> _EXERCISE INPUTS_
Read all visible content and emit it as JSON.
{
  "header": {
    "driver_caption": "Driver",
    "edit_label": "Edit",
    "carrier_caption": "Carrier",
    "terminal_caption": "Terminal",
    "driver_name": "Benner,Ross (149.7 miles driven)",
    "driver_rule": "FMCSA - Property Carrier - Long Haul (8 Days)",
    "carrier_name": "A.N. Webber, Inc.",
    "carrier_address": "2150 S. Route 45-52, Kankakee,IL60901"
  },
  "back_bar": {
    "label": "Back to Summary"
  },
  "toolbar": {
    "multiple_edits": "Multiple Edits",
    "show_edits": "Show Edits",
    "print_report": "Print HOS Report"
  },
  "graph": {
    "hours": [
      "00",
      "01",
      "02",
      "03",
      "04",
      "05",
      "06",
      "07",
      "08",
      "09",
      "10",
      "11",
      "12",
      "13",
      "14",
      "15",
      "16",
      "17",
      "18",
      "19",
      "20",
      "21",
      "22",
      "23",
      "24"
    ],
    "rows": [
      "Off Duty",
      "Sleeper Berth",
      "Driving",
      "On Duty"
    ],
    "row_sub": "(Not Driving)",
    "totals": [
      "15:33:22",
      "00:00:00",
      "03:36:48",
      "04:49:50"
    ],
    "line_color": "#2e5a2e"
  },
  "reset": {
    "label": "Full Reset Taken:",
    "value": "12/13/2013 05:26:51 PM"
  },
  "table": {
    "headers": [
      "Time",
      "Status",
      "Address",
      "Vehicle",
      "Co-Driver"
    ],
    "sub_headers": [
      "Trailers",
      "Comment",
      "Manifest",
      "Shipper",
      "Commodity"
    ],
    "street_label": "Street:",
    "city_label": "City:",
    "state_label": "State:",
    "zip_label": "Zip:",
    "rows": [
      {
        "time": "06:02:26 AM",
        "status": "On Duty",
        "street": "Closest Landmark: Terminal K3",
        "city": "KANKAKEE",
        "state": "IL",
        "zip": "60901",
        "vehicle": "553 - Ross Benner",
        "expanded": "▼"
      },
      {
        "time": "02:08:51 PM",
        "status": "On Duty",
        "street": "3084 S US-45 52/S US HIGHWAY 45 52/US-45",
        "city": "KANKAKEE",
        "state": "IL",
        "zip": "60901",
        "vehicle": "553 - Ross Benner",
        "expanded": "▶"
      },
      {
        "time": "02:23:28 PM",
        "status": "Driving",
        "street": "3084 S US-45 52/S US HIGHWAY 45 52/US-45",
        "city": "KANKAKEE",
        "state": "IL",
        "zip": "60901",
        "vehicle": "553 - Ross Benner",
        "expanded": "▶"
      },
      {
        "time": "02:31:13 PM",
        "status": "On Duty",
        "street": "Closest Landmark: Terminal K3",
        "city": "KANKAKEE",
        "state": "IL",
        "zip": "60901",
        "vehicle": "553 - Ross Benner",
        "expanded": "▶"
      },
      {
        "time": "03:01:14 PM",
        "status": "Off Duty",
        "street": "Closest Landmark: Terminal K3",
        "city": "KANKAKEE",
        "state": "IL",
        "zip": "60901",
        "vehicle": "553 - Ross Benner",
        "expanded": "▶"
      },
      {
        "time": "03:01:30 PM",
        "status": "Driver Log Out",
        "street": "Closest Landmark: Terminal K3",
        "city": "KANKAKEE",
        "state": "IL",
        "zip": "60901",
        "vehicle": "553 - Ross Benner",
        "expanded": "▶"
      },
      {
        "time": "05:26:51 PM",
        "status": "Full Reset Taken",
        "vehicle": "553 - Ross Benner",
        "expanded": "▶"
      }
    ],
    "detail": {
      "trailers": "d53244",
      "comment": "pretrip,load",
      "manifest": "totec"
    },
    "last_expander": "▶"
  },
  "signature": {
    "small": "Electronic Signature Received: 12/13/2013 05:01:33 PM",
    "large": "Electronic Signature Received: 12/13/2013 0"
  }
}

> _TASK TO CARRY OUT_
Write each line above out exactly.

> _RESPONSE TO THIS TASK_
Read all visible content and emit it as JSON.
{
  "header": {
    "driver_caption": "Driver",
    "edit_label": "Edit",
    "carrier_caption": "Carrier",
    "terminal_caption": "Terminal",
    "driver_name": "Benner,Ross (149.7 miles driven)",
    "driver_rule": "FMCSA - Property Carrier - Long Haul (8 Days)",
    "carrier_name": "A.N. Webber, Inc.",
    "carrier_address": "2150 S. Route 45-52, Kankakee,IL60901"
  },
  "back_bar": {
    "label": "Back to Summary"
  },
  "toolbar": {
    "multiple_edits": "Multiple Edits",
    "show_edits": "Show Edits",
    "print_report": "Print HOS Report"
  },
  "graph": {
    "hours": [
      "00",
      "01",
      "02",
      "03",
      "04",
      "05",
      "06",
      "07",
      "08",
      "09",
      "10",
      "11",
      "12",
      "13",
      "14",
      "15",
      "16",
      "17",
      "18",
      "19",
      "20",
      "21",
      "22",
      "23",
      "24"
    ],
    "rows": [
      "Off Duty",
      "Sleeper Berth",
      "Driving",
      "On Duty"
    ],
    "row_sub": "(Not Driving)",
    "totals": [
      "15:33:22",
      "00:00:00",
      "03:36:48",
      "04:49:50"
    ],
    "line_color": "#2e5a2e"
  },
  "reset": {
    "label": "Full Reset Taken:",
    "value": "12/13/2013 05:26:51 PM"
  },
  "table": {
    "headers": [
      "Time",
      "Status",
      "Address",
      "Vehicle",
      "Co-Driver"
    ],
    "sub_headers": [
      "Trailers",
      "Comment",
      "Manifest",
      "Shipper",
      "Commodity"
    ],
    "street_label": "Street:",
    "city_label": "City:",
    "state_label": "State:",
    "zip_label": "Zip:",
    "rows": [
      {
        "time": "06:02:26 AM",
        "status": "On Duty",
        "street": "Closest Landmark: Terminal K3",
        "city": "KANKAKEE",
        "state": "IL",
        "zip": "60901",
        "vehicle": "553 - Ross Benner",
        "expanded": "▼"
      },
      {
        "time": "02:08:51 PM",
        "status": "On Duty",
        "street": "3084 S US-45 52/S US HIGHWAY 45 52/US-45",
        "city": "KANKAKEE",
        "state": "IL",
        "zip": "60901",
        "vehicle": "553 - Ross Benner",
        "expanded": "▶"
      },
      {
        "time": "02:23:28 PM",
        "status": "Driving",
        "street": "3084 S US-45 52/S US HIGHWAY 45 52/US-45",
        "city": "KANKAKEE",
        "state": "IL",
        "zip": "60901",
        "vehicle": "553 - Ross Benner",
        "expanded": "▶"
      },
      {
        "time": "02:31:13 PM",
        "status": "On Duty",
        "street": "Closest Landmark: Terminal K3",
        "city": "KANKAKEE",
        "state": "IL",
        "zip": "60901",
        "vehicle": "553 - Ross Benner",
        "expanded": "▶"
      },
      {
        "time": "03:01:14 PM",
        "status": "Off Duty",
        "street": "Closest Landmark: Terminal K3",
        "city": "KANKAKEE",
        "state": "IL",
        "zip": "60901",
        "vehicle": "553 - Ross Benner",
        "expanded": "▶"
      },
      {
        "time": "03:01:30 PM",
        "status": "Driver Log Out",
        "street": "Closest Landmark: Terminal K3",
        "city": "KANKAKEE",
        "state": "IL",
        "zip": "60901",
        "vehicle": "553 - Ross Benner",
        "expanded": "▶"
      },
      {
        "time": "05:26:51 PM",
        "status": "Full Reset Taken",
        "vehicle": "553 - Ross Benner",
        "expanded": "▶"
      }
    ],
    "detail": {
      "trailers": "d53244",
      "comment": "pretrip,load",
      "manifest": "totec"
    },
    "last_expander": "▶"
  },
  "signature": {
    "small": "Electronic Signature Received: 12/13/2013 05:01:33 PM",
    "large": "Electronic Signature Received: 12/13/2013 0"
  }
}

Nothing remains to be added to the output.